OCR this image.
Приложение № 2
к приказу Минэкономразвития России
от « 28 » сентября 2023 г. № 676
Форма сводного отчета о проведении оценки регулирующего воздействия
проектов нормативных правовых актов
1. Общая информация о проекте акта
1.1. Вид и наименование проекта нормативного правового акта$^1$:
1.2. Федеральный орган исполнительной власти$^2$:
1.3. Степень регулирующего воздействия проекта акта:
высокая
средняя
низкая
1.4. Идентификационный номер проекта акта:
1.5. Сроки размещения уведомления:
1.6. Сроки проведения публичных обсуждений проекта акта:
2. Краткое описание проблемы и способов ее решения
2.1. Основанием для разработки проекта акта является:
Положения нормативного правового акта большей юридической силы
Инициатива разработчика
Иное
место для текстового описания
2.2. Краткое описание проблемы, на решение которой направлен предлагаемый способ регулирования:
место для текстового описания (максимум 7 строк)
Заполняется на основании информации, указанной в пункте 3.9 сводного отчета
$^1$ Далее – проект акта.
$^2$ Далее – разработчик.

**Your task**
Copy the lines from the entries above in which the word "проблемы" appears.

**Answer to the task**
2. Краткое описание проблемы и способов ее решения
2.2. Краткое описание проблемы, на решение которой направлен предлагаемый способ регулирования:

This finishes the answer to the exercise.